[Some records]

▬▬▬▬▬▬

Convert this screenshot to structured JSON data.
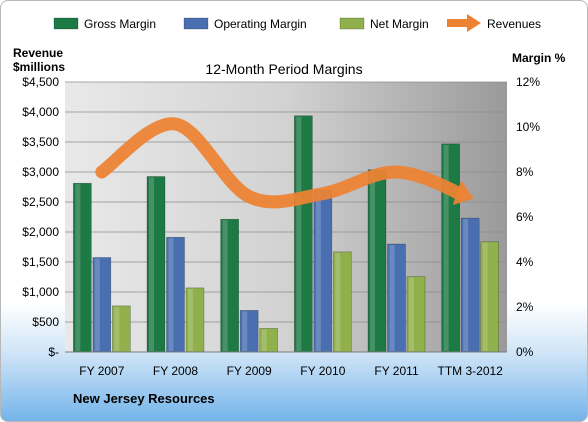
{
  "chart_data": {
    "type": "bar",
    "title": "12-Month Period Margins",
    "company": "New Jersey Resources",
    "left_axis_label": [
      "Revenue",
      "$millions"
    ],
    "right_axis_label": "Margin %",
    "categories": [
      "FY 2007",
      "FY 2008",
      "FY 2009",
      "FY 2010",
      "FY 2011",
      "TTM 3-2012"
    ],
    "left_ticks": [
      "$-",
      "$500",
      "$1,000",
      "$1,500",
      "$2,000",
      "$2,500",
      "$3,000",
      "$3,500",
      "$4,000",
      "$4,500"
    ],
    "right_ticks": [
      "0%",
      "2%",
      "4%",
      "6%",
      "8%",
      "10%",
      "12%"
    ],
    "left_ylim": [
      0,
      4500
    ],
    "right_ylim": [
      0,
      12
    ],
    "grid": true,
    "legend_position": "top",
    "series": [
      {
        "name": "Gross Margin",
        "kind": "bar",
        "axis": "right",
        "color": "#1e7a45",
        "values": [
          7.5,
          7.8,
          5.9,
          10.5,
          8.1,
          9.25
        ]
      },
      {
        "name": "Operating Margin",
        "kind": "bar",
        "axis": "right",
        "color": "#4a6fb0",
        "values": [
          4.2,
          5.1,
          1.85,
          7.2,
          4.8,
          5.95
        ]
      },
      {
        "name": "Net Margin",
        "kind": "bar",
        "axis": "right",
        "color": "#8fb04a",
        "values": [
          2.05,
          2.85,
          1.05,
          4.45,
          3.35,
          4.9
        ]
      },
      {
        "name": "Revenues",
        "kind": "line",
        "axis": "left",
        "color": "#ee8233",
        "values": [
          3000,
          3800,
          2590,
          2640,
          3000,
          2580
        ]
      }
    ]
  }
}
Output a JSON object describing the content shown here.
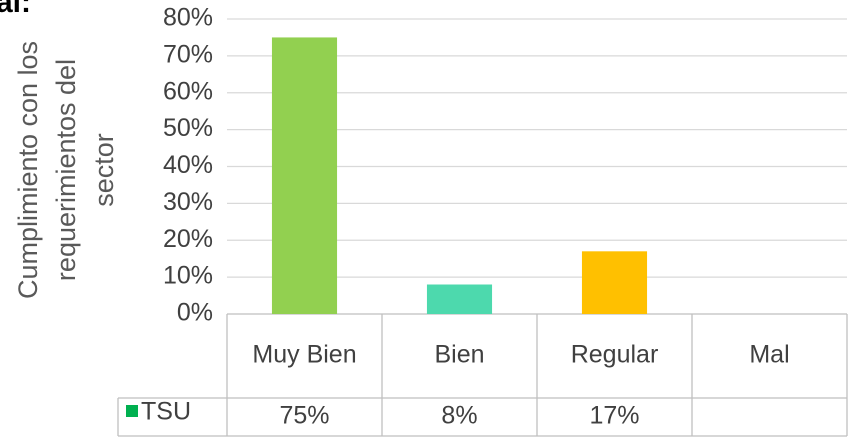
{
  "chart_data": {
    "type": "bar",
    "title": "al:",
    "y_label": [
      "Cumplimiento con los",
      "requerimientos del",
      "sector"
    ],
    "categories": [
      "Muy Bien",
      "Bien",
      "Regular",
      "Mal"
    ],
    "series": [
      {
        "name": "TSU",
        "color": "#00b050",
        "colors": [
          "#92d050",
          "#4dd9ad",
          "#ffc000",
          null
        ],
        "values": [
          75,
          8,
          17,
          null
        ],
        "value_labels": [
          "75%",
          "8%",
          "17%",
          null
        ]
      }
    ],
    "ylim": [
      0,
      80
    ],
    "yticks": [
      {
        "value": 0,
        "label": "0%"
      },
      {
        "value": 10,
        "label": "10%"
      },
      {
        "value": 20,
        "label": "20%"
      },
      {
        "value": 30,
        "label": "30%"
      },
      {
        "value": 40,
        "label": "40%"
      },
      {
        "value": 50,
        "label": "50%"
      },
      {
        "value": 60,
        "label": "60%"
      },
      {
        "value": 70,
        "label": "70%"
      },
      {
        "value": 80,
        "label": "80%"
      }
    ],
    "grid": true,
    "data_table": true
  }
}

▬▬▬▬▬▬

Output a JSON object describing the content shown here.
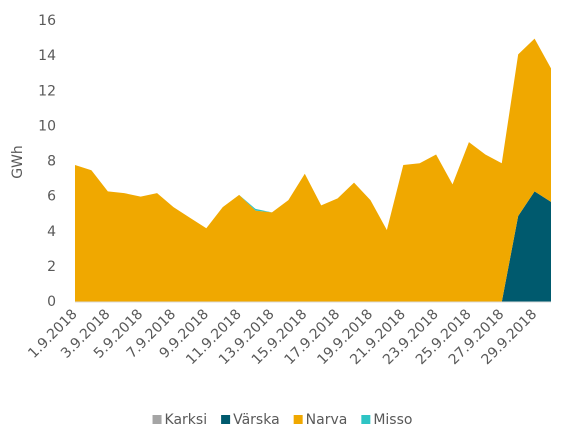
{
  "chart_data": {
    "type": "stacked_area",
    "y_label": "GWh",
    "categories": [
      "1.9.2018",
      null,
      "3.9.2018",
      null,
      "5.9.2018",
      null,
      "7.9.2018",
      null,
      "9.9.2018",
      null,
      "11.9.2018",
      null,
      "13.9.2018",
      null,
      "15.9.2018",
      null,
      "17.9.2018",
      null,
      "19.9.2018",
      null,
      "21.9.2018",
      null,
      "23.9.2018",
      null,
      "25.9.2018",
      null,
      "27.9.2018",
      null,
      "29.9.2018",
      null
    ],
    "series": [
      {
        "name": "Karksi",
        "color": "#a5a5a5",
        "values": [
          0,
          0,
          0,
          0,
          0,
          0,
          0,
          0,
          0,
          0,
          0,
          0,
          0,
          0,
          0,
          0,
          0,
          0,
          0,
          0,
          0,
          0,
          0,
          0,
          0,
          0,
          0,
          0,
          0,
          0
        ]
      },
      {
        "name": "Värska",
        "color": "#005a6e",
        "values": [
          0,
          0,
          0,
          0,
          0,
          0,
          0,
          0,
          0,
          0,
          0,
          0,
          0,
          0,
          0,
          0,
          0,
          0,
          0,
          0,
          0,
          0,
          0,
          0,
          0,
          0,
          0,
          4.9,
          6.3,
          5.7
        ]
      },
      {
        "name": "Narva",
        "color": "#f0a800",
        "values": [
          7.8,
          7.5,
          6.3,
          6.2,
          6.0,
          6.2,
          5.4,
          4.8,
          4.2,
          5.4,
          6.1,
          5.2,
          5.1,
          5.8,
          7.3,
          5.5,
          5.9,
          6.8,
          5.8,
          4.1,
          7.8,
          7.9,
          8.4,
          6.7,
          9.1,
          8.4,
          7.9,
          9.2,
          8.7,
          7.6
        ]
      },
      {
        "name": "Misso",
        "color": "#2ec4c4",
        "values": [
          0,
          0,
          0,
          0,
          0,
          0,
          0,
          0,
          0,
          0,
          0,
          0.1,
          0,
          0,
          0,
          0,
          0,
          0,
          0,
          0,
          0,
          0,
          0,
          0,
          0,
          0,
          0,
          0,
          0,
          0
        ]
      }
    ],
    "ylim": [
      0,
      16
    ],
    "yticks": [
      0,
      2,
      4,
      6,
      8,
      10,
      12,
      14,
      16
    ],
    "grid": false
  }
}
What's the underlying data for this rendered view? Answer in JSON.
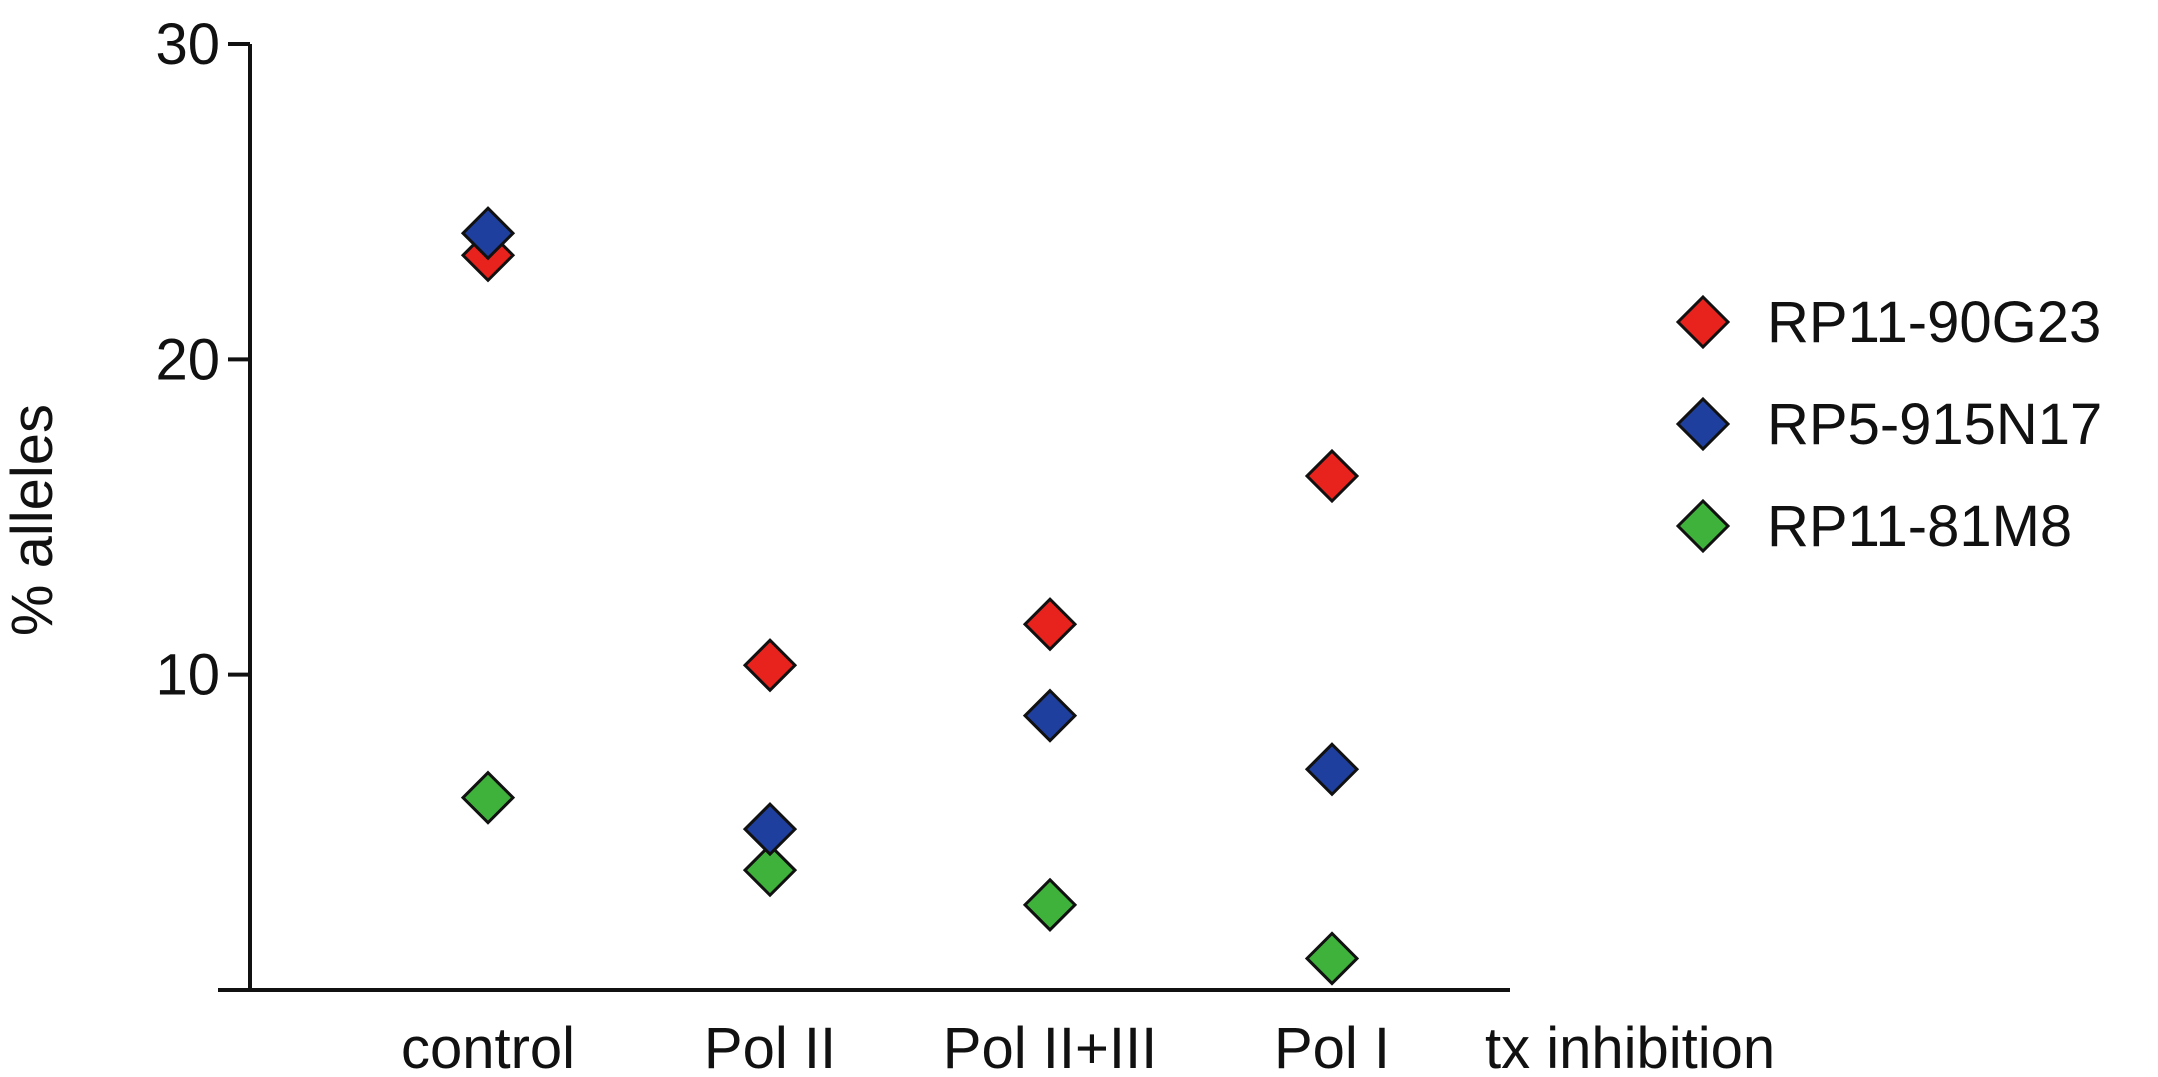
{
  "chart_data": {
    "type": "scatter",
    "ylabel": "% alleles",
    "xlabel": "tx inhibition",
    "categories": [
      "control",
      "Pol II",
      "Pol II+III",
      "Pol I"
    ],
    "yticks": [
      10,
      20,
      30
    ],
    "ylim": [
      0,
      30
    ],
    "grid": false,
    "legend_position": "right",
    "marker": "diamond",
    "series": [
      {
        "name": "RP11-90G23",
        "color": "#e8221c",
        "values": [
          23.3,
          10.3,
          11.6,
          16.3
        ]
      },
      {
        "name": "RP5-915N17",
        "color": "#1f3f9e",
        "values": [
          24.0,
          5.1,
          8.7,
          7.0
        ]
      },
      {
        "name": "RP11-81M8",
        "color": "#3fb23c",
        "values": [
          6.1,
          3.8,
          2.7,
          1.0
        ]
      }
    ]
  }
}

▬▬▬▬▬▬

Required work:
In the records above, find each line with the word "type" and copy it.

Full output:
    "type": "bar",
    "type": "bar",
    "type": "stacked_area",
    "type": "scatter",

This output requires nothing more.